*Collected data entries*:
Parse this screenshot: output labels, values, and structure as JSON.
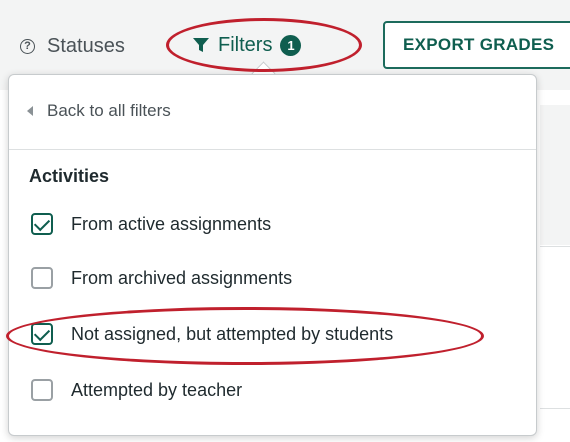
{
  "toolbar": {
    "statuses_icon": "question-circle-icon",
    "statuses_label": "Statuses",
    "filters_icon": "filter-funnel-icon",
    "filters_label": "Filters",
    "filters_count": "1",
    "export_label": "EXPORT GRADES"
  },
  "panel": {
    "back_icon": "caret-left-icon",
    "back_label": "Back to all filters",
    "section_title": "Activities",
    "options": [
      {
        "label": "From active assignments",
        "checked": true
      },
      {
        "label": "From archived assignments",
        "checked": false
      },
      {
        "label": "Not assigned, but attempted by students",
        "checked": true
      },
      {
        "label": "Attempted by teacher",
        "checked": false
      }
    ]
  },
  "colors": {
    "accent": "#0f5e4f",
    "annotation": "#c0202d",
    "border": "#c7cbcd"
  }
}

*EXERCISE AIM*: Search the lines above for the string "assignments", then show every one that has it.

*TASK ANSWER*:
        "label": "From active assignments",
        "label": "From archived assignments",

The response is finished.